**THE REQUEST**.
Sort through the data and copy the lines holding the word "with".

======== GIVEN DATA ========

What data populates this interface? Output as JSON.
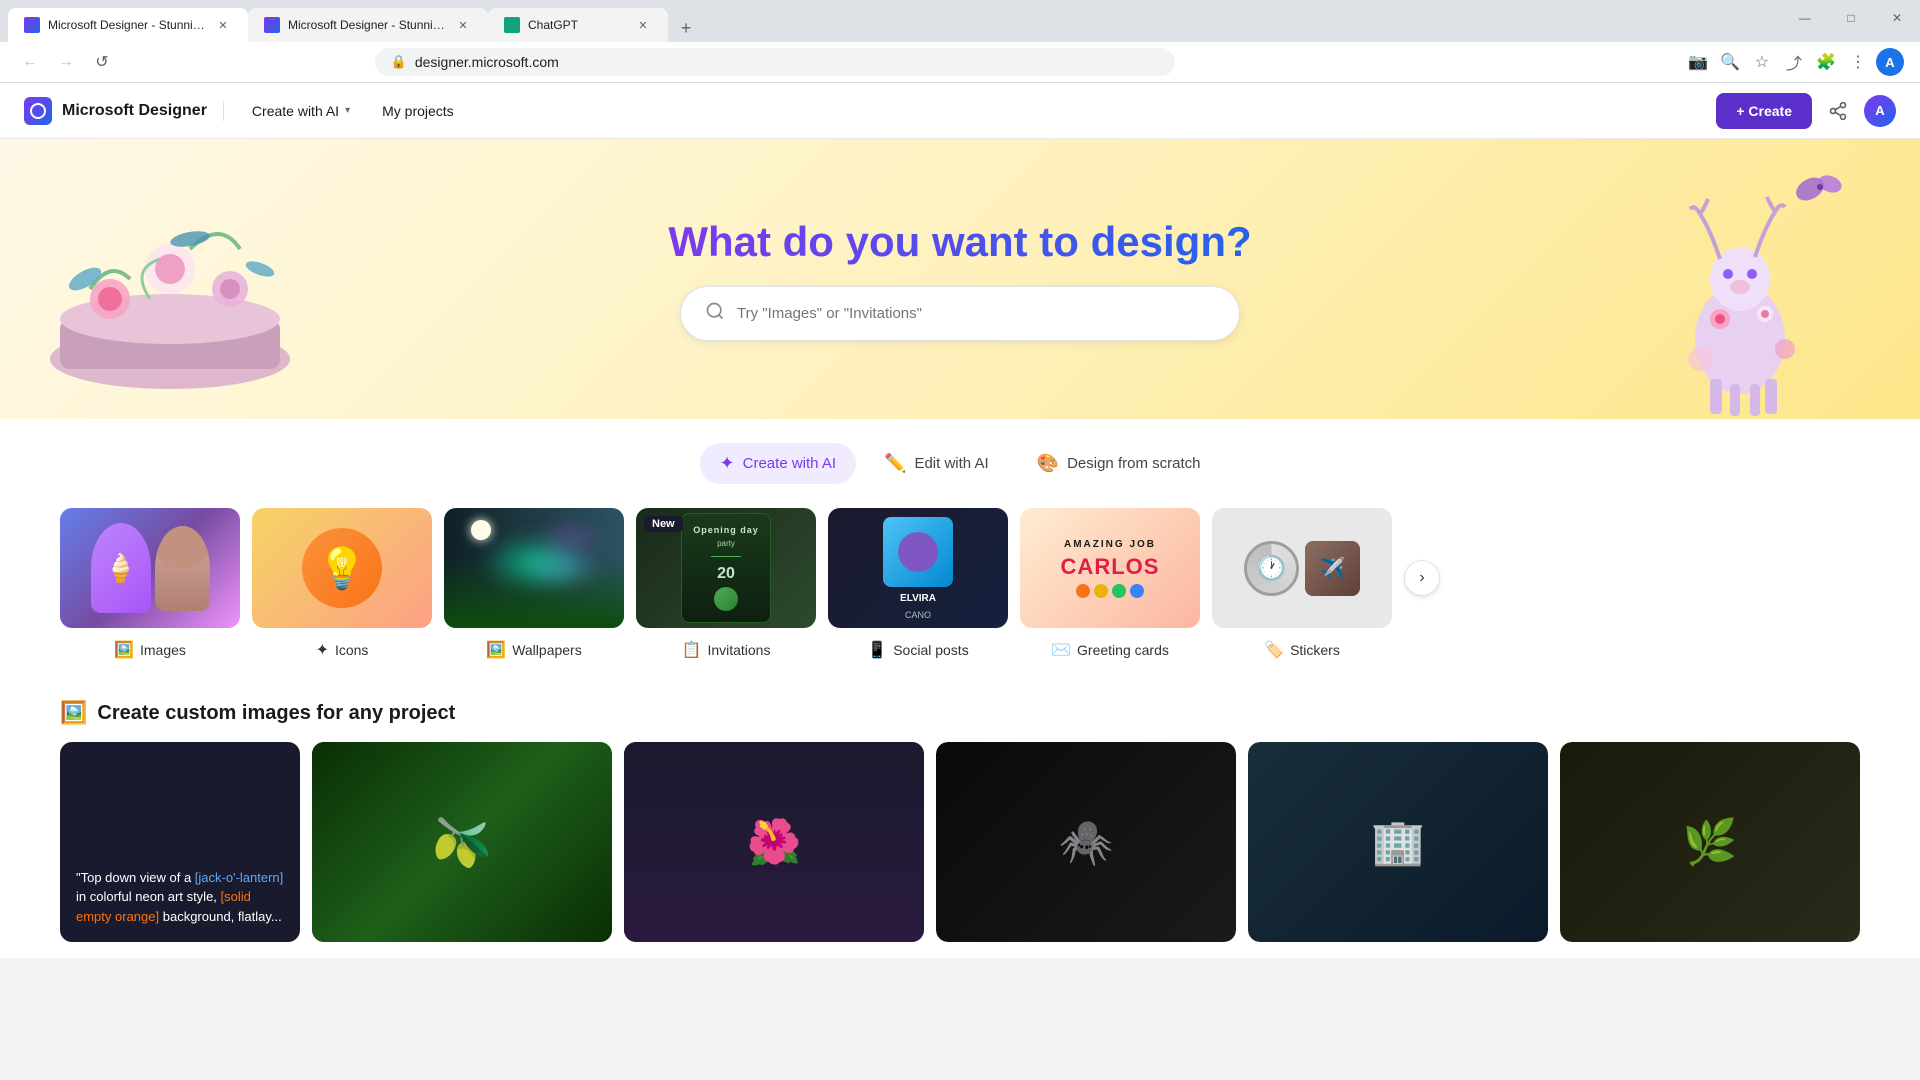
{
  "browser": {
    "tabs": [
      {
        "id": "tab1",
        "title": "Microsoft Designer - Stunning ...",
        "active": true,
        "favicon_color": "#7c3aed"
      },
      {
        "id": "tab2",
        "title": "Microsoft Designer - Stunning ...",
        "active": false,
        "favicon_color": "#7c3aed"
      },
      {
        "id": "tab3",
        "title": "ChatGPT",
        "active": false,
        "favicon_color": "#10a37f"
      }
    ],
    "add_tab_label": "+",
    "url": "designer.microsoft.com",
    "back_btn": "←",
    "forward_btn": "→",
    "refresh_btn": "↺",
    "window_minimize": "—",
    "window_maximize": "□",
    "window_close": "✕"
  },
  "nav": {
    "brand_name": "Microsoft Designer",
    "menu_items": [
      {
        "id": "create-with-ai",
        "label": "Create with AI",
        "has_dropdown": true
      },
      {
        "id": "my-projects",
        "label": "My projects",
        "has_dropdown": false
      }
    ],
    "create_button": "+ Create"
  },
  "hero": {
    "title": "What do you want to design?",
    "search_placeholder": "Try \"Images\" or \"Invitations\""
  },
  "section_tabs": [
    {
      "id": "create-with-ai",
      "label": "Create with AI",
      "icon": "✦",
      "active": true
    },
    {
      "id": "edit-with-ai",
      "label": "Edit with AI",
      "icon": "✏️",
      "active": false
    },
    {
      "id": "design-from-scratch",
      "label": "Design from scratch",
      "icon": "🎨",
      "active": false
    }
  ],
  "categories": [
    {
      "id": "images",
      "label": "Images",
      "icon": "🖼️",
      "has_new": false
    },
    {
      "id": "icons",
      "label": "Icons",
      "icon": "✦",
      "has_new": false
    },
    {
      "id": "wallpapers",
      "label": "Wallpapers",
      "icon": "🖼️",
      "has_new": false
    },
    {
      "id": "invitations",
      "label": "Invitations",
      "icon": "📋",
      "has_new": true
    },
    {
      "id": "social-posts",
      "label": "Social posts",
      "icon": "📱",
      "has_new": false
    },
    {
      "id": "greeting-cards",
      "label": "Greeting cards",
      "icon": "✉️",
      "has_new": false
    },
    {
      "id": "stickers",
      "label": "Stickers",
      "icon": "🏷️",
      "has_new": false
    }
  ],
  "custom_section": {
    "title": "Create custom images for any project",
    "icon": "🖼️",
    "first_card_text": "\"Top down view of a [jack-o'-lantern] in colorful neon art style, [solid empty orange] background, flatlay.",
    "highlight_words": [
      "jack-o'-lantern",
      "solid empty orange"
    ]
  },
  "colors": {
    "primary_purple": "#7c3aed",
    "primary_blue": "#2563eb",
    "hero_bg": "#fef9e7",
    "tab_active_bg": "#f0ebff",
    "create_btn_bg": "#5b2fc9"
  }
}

========
======== GIVEN DATA ========

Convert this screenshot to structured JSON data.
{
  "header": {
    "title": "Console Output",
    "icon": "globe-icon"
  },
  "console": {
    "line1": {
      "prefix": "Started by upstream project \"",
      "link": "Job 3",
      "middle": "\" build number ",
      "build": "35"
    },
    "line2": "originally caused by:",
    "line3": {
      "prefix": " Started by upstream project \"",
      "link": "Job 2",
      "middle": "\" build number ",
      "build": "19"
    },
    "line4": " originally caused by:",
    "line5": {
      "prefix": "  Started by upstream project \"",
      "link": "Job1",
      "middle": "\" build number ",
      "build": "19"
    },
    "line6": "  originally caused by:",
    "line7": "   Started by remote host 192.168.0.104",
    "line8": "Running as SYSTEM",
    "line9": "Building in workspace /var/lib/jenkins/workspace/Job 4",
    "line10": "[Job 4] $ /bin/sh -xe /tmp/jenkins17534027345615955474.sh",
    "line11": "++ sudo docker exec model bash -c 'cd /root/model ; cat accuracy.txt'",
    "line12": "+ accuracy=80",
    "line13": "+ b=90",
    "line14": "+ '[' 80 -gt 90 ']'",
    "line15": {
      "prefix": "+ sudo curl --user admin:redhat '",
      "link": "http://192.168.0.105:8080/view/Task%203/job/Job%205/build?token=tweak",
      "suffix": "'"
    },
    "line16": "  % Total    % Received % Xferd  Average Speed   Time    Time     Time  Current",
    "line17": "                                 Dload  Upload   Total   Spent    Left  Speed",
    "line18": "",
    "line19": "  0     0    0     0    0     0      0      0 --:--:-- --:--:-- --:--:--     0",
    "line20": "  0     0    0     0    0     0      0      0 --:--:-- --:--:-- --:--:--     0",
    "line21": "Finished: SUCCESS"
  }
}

========

**WRITTEN SOLUTION**.
        "id": "create-with-ai",
        "label": "Create with AI",
      "id": "create-with-ai",
      "label": "Create with AI",
      "id": "edit-with-ai",
      "label": "Edit with AI",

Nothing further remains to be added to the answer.